◆ What you have to do ◆
Repeat the entire listing exactly.

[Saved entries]
------------------------------------------------------------

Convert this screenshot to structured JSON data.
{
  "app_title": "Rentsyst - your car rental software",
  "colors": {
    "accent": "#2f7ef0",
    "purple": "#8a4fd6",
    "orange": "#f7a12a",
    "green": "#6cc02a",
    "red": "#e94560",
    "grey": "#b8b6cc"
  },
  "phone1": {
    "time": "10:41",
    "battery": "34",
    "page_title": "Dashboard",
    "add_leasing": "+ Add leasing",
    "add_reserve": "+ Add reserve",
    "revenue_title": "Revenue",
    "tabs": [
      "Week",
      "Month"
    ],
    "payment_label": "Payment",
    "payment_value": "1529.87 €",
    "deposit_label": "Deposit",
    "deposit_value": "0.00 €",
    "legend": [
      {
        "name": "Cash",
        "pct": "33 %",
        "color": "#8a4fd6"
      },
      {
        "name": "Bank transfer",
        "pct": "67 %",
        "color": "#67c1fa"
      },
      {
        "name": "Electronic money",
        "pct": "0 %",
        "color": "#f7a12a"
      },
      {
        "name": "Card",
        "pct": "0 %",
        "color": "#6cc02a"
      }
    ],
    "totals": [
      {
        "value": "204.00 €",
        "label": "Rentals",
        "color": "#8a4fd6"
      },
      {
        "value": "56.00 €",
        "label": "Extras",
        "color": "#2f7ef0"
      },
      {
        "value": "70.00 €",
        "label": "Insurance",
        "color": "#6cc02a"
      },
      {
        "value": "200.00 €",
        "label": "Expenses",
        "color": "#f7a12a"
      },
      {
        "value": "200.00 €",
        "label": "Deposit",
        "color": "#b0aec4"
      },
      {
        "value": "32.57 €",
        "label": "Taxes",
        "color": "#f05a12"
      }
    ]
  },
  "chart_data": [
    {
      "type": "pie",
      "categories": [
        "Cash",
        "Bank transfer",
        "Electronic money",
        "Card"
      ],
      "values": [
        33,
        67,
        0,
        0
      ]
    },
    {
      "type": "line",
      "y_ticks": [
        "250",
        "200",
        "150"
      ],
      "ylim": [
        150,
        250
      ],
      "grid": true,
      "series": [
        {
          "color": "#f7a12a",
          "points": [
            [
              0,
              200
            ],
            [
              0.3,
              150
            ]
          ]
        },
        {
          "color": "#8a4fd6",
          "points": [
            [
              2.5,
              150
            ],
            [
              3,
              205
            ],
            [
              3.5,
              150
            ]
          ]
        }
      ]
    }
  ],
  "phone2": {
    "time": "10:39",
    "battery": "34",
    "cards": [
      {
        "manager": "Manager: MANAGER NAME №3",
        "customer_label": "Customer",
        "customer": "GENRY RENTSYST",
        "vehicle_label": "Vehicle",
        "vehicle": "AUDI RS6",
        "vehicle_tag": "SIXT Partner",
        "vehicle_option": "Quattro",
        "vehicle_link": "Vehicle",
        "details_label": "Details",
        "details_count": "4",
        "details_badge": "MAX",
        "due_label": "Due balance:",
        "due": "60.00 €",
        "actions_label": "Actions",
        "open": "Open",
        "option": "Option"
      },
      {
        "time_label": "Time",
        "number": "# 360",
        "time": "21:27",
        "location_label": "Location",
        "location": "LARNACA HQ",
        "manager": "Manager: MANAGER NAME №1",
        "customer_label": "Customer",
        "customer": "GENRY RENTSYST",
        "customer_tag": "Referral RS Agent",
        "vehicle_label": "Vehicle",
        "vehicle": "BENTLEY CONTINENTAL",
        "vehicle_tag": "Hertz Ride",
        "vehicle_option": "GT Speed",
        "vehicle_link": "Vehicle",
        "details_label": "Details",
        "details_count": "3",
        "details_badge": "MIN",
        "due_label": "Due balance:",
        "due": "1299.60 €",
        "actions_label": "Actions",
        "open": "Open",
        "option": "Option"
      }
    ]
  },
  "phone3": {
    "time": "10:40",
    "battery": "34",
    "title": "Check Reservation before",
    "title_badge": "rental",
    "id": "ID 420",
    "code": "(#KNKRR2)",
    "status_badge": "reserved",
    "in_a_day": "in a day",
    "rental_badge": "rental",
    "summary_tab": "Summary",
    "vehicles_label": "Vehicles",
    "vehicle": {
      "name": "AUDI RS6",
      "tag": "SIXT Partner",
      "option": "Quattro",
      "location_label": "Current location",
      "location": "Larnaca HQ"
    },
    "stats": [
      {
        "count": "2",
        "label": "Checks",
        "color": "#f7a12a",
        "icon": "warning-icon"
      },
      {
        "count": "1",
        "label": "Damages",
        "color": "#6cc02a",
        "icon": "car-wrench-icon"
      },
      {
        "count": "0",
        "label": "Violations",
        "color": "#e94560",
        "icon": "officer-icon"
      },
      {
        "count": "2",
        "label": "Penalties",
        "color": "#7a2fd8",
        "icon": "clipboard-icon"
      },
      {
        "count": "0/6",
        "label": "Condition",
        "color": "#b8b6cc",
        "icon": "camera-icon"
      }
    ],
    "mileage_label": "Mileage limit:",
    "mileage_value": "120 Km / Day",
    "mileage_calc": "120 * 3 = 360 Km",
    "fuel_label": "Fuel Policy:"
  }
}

------------------------------------------------------------

◆ Result of this exercise ◆
Convert this screenshot to structured JSON data.
{
  "app_title": "Rentsyst - your car rental software",
  "colors": {
    "accent": "#2f7ef0",
    "purple": "#8a4fd6",
    "orange": "#f7a12a",
    "green": "#6cc02a",
    "red": "#e94560",
    "grey": "#b8b6cc"
  },
  "phone1": {
    "time": "10:41",
    "battery": "34",
    "page_title": "Dashboard",
    "add_leasing": "+ Add leasing",
    "add_reserve": "+ Add reserve",
    "revenue_title": "Revenue",
    "tabs": [
      "Week",
      "Month"
    ],
    "payment_label": "Payment",
    "payment_value": "1529.87 €",
    "deposit_label": "Deposit",
    "deposit_value": "0.00 €",
    "legend": [
      {
        "name": "Cash",
        "pct": "33 %",
        "color": "#8a4fd6"
      },
      {
        "name": "Bank transfer",
        "pct": "67 %",
        "color": "#67c1fa"
      },
      {
        "name": "Electronic money",
        "pct": "0 %",
        "color": "#f7a12a"
      },
      {
        "name": "Card",
        "pct": "0 %",
        "color": "#6cc02a"
      }
    ],
    "totals": [
      {
        "value": "204.00 €",
        "label": "Rentals",
        "color": "#8a4fd6"
      },
      {
        "value": "56.00 €",
        "label": "Extras",
        "color": "#2f7ef0"
      },
      {
        "value": "70.00 €",
        "label": "Insurance",
        "color": "#6cc02a"
      },
      {
        "value": "200.00 €",
        "label": "Expenses",
        "color": "#f7a12a"
      },
      {
        "value": "200.00 €",
        "label": "Deposit",
        "color": "#b0aec4"
      },
      {
        "value": "32.57 €",
        "label": "Taxes",
        "color": "#f05a12"
      }
    ]
  },
  "chart_data": [
    {
      "type": "pie",
      "categories": [
        "Cash",
        "Bank transfer",
        "Electronic money",
        "Card"
      ],
      "values": [
        33,
        67,
        0,
        0
      ]
    },
    {
      "type": "line",
      "y_ticks": [
        "250",
        "200",
        "150"
      ],
      "ylim": [
        150,
        250
      ],
      "grid": true,
      "series": [
        {
          "color": "#f7a12a",
          "points": [
            [
              0,
              200
            ],
            [
              0.3,
              150
            ]
          ]
        },
        {
          "color": "#8a4fd6",
          "points": [
            [
              2.5,
              150
            ],
            [
              3,
              205
            ],
            [
              3.5,
              150
            ]
          ]
        }
      ]
    }
  ],
  "phone2": {
    "time": "10:39",
    "battery": "34",
    "cards": [
      {
        "manager": "Manager: MANAGER NAME №3",
        "customer_label": "Customer",
        "customer": "GENRY RENTSYST",
        "vehicle_label": "Vehicle",
        "vehicle": "AUDI RS6",
        "vehicle_tag": "SIXT Partner",
        "vehicle_option": "Quattro",
        "vehicle_link": "Vehicle",
        "details_label": "Details",
        "details_count": "4",
        "details_badge": "MAX",
        "due_label": "Due balance:",
        "due": "60.00 €",
        "actions_label": "Actions",
        "open": "Open",
        "option": "Option"
      },
      {
        "time_label": "Time",
        "number": "# 360",
        "time": "21:27",
        "location_label": "Location",
        "location": "LARNACA HQ",
        "manager": "Manager: MANAGER NAME №1",
        "customer_label": "Customer",
        "customer": "GENRY RENTSYST",
        "customer_tag": "Referral RS Agent",
        "vehicle_label": "Vehicle",
        "vehicle": "BENTLEY CONTINENTAL",
        "vehicle_tag": "Hertz Ride",
        "vehicle_option": "GT Speed",
        "vehicle_link": "Vehicle",
        "details_label": "Details",
        "details_count": "3",
        "details_badge": "MIN",
        "due_label": "Due balance:",
        "due": "1299.60 €",
        "actions_label": "Actions",
        "open": "Open",
        "option": "Option"
      }
    ]
  },
  "phone3": {
    "time": "10:40",
    "battery": "34",
    "title": "Check Reservation before",
    "title_badge": "rental",
    "id": "ID 420",
    "code": "(#KNKRR2)",
    "status_badge": "reserved",
    "in_a_day": "in a day",
    "rental_badge": "rental",
    "summary_tab": "Summary",
    "vehicles_label": "Vehicles",
    "vehicle": {
      "name": "AUDI RS6",
      "tag": "SIXT Partner",
      "option": "Quattro",
      "location_label": "Current location",
      "location": "Larnaca HQ"
    },
    "stats": [
      {
        "count": "2",
        "label": "Checks",
        "color": "#f7a12a",
        "icon": "warning-icon"
      },
      {
        "count": "1",
        "label": "Damages",
        "color": "#6cc02a",
        "icon": "car-wrench-icon"
      },
      {
        "count": "0",
        "label": "Violations",
        "color": "#e94560",
        "icon": "officer-icon"
      },
      {
        "count": "2",
        "label": "Penalties",
        "color": "#7a2fd8",
        "icon": "clipboard-icon"
      },
      {
        "count": "0/6",
        "label": "Condition",
        "color": "#b8b6cc",
        "icon": "camera-icon"
      }
    ],
    "mileage_label": "Mileage limit:",
    "mileage_value": "120 Km / Day",
    "mileage_calc": "120 * 3 = 360 Km",
    "fuel_label": "Fuel Policy:"
  }
}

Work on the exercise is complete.